Word for word, transcribe every line from the one holding "Decode this image" through the end of the records, but not the pictures.

Dataset records
==*==

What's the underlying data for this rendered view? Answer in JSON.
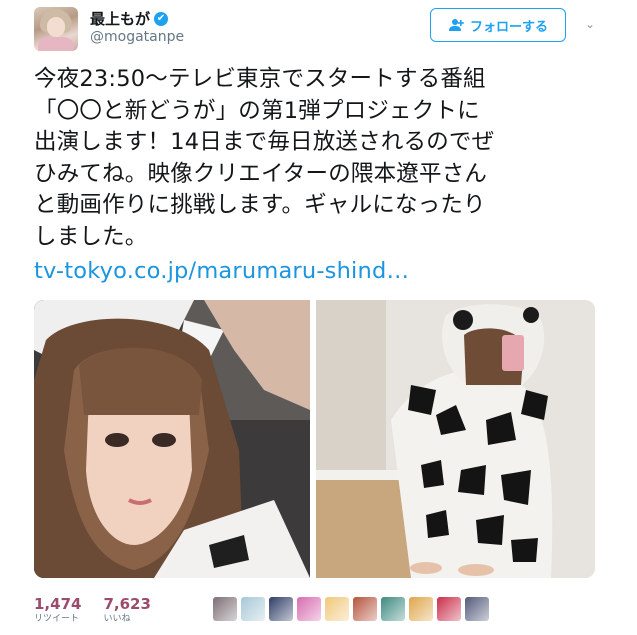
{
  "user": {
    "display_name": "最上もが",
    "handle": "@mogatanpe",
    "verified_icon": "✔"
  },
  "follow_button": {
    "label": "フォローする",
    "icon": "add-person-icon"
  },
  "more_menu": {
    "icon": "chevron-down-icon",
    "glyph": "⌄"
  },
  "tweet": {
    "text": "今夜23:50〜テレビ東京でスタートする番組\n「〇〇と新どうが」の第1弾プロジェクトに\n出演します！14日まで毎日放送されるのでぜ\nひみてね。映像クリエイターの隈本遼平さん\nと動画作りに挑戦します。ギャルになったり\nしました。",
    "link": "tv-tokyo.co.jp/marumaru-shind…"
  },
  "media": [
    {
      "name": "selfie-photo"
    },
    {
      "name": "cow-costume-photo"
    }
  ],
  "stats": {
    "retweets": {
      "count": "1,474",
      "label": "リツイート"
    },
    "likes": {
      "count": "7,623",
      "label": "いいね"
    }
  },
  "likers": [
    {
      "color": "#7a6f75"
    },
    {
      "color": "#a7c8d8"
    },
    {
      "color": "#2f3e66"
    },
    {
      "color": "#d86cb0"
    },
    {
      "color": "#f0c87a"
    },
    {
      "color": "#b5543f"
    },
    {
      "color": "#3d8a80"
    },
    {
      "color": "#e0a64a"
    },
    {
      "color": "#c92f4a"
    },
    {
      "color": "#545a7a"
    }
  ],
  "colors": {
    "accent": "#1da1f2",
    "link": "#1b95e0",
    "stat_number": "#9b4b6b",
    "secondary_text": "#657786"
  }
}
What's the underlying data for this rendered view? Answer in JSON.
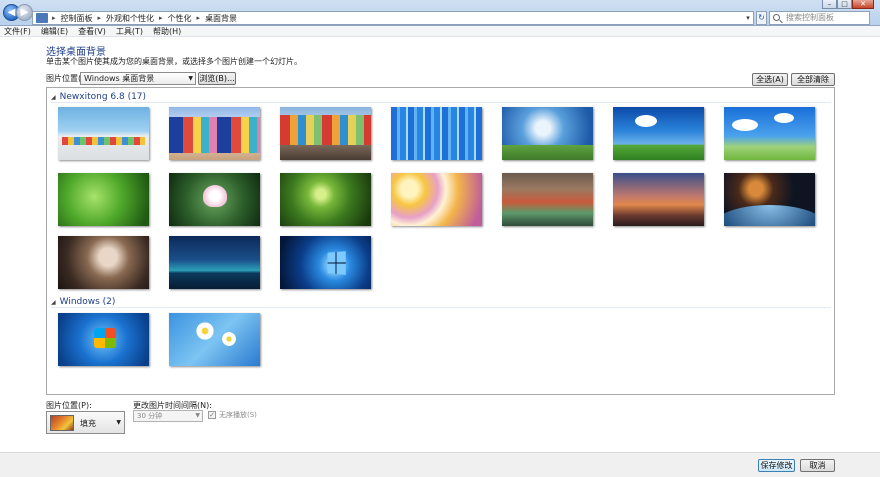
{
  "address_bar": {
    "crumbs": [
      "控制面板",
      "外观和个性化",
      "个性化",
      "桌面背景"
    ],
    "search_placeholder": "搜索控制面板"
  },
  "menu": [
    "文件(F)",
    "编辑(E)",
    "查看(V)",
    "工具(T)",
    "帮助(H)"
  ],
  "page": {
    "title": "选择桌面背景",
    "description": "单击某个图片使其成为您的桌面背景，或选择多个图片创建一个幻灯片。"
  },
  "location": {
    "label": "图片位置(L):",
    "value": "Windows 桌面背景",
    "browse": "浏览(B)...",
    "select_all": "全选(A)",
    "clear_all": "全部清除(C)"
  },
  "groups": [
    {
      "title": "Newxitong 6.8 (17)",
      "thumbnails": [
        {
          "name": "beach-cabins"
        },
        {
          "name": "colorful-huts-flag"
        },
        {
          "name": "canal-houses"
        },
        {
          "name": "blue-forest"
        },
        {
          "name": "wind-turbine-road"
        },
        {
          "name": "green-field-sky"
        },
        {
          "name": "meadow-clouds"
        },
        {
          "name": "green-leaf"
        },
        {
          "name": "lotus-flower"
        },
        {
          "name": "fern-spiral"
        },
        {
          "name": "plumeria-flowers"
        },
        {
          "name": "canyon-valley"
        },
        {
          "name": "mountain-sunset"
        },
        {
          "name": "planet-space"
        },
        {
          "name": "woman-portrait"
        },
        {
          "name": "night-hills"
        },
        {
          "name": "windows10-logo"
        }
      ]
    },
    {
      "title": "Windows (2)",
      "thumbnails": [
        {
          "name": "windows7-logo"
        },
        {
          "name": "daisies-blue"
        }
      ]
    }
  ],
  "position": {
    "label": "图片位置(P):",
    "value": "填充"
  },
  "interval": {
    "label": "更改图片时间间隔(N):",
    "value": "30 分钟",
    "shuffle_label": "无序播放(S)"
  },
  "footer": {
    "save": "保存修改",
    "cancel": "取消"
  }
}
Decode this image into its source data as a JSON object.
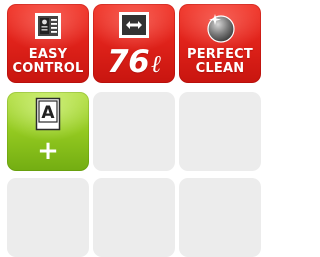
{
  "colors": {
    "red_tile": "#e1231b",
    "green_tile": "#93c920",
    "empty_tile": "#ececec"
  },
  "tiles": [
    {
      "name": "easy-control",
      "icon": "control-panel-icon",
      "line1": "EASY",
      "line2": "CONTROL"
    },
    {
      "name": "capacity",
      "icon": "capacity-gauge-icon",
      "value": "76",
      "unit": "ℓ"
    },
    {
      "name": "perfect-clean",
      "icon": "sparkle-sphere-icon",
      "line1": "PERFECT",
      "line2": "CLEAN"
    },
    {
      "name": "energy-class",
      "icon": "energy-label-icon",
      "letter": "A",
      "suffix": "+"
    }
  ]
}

==*==

-- SOLUTION TO THE EXERCISE --
Decode this image into its source data as a JSON object.
{
  "colors": {
    "red_tile": "#e1231b",
    "green_tile": "#93c920",
    "empty_tile": "#ececec"
  },
  "tiles": [
    {
      "name": "easy-control",
      "icon": "control-panel-icon",
      "line1": "EASY",
      "line2": "CONTROL"
    },
    {
      "name": "capacity",
      "icon": "capacity-gauge-icon",
      "value": "76",
      "unit": "ℓ"
    },
    {
      "name": "perfect-clean",
      "icon": "sparkle-sphere-icon",
      "line1": "PERFECT",
      "line2": "CLEAN"
    },
    {
      "name": "energy-class",
      "icon": "energy-label-icon",
      "letter": "A",
      "suffix": "+"
    }
  ]
}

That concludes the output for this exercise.